WRITTEN PROBLEM: Single out the lines of the material that contain "Nama" and copy them.

RECORDS TO USE:
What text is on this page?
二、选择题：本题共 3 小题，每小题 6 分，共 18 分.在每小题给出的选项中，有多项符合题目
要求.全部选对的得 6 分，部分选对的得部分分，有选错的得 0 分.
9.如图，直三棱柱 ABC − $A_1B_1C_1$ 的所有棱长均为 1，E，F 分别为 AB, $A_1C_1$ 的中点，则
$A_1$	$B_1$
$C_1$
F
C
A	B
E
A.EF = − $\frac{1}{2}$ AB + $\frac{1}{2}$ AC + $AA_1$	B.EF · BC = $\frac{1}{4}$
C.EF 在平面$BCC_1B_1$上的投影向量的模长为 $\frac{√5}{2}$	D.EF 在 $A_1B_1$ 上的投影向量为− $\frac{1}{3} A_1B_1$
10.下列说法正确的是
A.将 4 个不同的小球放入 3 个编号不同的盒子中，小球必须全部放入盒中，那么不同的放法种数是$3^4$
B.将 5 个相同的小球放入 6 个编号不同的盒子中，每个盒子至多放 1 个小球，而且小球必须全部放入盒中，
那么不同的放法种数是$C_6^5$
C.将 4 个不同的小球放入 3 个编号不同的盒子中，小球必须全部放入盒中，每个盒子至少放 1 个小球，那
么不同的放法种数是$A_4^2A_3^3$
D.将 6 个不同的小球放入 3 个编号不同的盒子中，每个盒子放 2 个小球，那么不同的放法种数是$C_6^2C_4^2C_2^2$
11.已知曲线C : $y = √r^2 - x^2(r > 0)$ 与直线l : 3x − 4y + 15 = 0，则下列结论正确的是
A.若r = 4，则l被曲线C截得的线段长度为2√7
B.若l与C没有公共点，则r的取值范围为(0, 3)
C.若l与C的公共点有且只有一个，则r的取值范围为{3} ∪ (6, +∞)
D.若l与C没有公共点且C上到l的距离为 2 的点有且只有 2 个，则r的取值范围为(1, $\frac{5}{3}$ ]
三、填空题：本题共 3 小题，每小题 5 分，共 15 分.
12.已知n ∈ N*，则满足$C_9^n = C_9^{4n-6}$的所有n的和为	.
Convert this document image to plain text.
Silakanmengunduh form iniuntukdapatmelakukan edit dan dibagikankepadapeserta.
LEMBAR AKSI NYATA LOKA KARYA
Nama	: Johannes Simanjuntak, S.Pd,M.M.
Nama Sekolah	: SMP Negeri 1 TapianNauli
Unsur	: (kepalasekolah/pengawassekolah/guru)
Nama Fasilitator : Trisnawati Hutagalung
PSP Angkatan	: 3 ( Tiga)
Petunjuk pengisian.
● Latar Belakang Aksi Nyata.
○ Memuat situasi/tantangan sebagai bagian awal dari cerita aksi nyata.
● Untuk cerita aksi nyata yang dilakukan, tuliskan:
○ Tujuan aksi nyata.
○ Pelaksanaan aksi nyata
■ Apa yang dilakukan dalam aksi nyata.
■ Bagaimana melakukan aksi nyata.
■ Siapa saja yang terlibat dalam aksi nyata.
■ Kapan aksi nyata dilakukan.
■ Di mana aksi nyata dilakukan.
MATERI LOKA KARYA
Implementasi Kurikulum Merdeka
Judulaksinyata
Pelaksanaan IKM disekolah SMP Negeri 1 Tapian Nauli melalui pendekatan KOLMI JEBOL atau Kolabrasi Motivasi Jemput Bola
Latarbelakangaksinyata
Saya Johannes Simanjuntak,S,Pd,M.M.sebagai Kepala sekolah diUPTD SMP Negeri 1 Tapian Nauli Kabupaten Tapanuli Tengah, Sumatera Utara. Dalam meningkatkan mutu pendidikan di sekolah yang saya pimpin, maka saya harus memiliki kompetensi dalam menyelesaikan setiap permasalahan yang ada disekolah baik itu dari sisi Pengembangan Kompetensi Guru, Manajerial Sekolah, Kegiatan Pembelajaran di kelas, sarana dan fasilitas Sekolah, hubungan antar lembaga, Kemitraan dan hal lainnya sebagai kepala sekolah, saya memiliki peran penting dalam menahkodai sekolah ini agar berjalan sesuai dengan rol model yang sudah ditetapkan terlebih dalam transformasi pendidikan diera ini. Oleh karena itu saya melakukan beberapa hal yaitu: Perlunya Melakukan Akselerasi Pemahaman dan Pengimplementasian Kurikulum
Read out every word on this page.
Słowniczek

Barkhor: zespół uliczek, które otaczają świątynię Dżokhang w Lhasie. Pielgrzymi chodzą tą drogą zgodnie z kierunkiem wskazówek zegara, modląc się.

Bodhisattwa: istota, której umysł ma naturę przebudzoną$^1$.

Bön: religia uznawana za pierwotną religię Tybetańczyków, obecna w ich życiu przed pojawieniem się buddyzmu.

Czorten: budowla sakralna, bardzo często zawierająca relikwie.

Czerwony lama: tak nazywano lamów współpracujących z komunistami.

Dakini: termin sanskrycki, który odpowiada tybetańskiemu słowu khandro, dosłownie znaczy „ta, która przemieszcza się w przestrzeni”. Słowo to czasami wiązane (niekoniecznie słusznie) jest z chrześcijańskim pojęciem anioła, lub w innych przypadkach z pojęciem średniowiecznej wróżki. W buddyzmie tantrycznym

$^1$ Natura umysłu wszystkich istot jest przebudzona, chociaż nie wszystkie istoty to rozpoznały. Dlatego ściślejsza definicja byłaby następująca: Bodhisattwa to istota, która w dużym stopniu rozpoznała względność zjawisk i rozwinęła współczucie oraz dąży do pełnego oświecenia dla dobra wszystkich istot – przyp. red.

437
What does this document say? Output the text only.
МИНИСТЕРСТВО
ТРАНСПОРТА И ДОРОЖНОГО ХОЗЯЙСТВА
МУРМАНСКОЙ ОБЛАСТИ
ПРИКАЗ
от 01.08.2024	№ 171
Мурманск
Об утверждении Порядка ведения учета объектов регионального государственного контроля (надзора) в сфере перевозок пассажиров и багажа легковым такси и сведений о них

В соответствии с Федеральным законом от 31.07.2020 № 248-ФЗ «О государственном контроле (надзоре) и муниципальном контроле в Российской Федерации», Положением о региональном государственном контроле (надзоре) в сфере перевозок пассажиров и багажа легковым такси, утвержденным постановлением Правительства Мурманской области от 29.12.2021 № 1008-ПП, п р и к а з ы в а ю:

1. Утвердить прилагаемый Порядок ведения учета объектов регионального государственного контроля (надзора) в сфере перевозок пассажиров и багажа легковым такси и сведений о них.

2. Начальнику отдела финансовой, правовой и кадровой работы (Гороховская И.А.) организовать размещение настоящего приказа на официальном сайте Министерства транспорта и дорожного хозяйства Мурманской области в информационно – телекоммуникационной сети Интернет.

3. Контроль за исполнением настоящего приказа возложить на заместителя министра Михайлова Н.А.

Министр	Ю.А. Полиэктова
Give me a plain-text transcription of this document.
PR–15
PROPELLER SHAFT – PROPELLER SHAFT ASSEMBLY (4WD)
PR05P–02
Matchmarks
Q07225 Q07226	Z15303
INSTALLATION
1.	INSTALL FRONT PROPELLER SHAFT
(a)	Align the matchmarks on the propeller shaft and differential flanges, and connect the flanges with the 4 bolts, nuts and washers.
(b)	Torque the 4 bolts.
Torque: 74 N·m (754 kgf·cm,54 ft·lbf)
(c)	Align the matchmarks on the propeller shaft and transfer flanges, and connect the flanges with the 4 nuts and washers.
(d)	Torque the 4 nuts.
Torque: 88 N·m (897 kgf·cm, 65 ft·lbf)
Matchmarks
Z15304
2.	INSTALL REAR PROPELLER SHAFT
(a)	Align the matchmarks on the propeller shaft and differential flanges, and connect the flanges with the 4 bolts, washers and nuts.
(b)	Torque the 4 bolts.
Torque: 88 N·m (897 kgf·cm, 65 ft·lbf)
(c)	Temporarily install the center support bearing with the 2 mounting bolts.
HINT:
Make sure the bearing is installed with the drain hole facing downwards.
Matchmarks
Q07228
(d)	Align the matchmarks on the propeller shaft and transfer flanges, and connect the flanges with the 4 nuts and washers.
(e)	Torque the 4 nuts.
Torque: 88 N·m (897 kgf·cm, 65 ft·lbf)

THE ANSWER:
Nama	: Johannes Simanjuntak, S.Pd,M.M.
Nama Sekolah	: SMP Negeri 1 TapianNauli
Nama Fasilitator : Trisnawati Hutagalung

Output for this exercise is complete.